Start of Data shown
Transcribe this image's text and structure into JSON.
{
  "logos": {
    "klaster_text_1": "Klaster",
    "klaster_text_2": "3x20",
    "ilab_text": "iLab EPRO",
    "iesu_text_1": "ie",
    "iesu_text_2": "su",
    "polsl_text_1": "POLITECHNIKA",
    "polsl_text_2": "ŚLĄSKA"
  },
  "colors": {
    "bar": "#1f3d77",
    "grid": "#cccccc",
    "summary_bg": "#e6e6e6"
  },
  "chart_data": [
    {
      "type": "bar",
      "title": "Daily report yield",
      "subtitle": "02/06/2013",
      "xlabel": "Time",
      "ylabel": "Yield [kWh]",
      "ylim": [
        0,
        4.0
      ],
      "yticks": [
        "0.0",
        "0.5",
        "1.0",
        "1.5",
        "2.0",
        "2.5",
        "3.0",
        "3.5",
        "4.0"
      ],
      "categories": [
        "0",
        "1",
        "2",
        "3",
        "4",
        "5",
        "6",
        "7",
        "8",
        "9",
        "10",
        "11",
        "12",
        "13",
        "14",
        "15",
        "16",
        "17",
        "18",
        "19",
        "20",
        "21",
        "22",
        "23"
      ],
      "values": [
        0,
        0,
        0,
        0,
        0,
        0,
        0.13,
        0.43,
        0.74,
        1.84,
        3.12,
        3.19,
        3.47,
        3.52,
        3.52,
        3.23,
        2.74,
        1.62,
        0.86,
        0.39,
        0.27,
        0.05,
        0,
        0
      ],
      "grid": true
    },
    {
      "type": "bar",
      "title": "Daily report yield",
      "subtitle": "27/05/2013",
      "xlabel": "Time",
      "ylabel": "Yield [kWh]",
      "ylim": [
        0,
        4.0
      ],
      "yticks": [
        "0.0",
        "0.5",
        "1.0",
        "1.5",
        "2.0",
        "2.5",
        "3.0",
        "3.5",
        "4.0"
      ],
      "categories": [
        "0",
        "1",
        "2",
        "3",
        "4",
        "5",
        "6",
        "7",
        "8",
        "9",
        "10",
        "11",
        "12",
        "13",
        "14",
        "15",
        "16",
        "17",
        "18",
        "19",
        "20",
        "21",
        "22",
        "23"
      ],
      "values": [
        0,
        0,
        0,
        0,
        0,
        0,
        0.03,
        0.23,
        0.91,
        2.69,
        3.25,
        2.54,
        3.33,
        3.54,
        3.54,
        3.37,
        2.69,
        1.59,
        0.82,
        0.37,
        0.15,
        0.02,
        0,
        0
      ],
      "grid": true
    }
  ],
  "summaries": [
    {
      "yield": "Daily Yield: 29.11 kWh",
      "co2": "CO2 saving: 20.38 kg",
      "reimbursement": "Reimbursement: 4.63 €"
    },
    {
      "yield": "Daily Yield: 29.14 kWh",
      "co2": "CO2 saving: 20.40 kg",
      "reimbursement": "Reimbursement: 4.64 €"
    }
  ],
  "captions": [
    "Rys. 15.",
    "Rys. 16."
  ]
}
End of Data shown
→ Exercise directions:
Can you reproduce all the material exactly?

→ Complete answer:
Transcribe this image's text and structure into JSON.
{
  "logos": {
    "klaster_text_1": "Klaster",
    "klaster_text_2": "3x20",
    "ilab_text": "iLab EPRO",
    "iesu_text_1": "ie",
    "iesu_text_2": "su",
    "polsl_text_1": "POLITECHNIKA",
    "polsl_text_2": "ŚLĄSKA"
  },
  "colors": {
    "bar": "#1f3d77",
    "grid": "#cccccc",
    "summary_bg": "#e6e6e6"
  },
  "chart_data": [
    {
      "type": "bar",
      "title": "Daily report yield",
      "subtitle": "02/06/2013",
      "xlabel": "Time",
      "ylabel": "Yield [kWh]",
      "ylim": [
        0,
        4.0
      ],
      "yticks": [
        "0.0",
        "0.5",
        "1.0",
        "1.5",
        "2.0",
        "2.5",
        "3.0",
        "3.5",
        "4.0"
      ],
      "categories": [
        "0",
        "1",
        "2",
        "3",
        "4",
        "5",
        "6",
        "7",
        "8",
        "9",
        "10",
        "11",
        "12",
        "13",
        "14",
        "15",
        "16",
        "17",
        "18",
        "19",
        "20",
        "21",
        "22",
        "23"
      ],
      "values": [
        0,
        0,
        0,
        0,
        0,
        0,
        0.13,
        0.43,
        0.74,
        1.84,
        3.12,
        3.19,
        3.47,
        3.52,
        3.52,
        3.23,
        2.74,
        1.62,
        0.86,
        0.39,
        0.27,
        0.05,
        0,
        0
      ],
      "grid": true
    },
    {
      "type": "bar",
      "title": "Daily report yield",
      "subtitle": "27/05/2013",
      "xlabel": "Time",
      "ylabel": "Yield [kWh]",
      "ylim": [
        0,
        4.0
      ],
      "yticks": [
        "0.0",
        "0.5",
        "1.0",
        "1.5",
        "2.0",
        "2.5",
        "3.0",
        "3.5",
        "4.0"
      ],
      "categories": [
        "0",
        "1",
        "2",
        "3",
        "4",
        "5",
        "6",
        "7",
        "8",
        "9",
        "10",
        "11",
        "12",
        "13",
        "14",
        "15",
        "16",
        "17",
        "18",
        "19",
        "20",
        "21",
        "22",
        "23"
      ],
      "values": [
        0,
        0,
        0,
        0,
        0,
        0,
        0.03,
        0.23,
        0.91,
        2.69,
        3.25,
        2.54,
        3.33,
        3.54,
        3.54,
        3.37,
        2.69,
        1.59,
        0.82,
        0.37,
        0.15,
        0.02,
        0,
        0
      ],
      "grid": true
    }
  ],
  "summaries": [
    {
      "yield": "Daily Yield: 29.11 kWh",
      "co2": "CO2 saving: 20.38 kg",
      "reimbursement": "Reimbursement: 4.63 €"
    },
    {
      "yield": "Daily Yield: 29.14 kWh",
      "co2": "CO2 saving: 20.40 kg",
      "reimbursement": "Reimbursement: 4.64 €"
    }
  ],
  "captions": [
    "Rys. 15.",
    "Rys. 16."
  ]
}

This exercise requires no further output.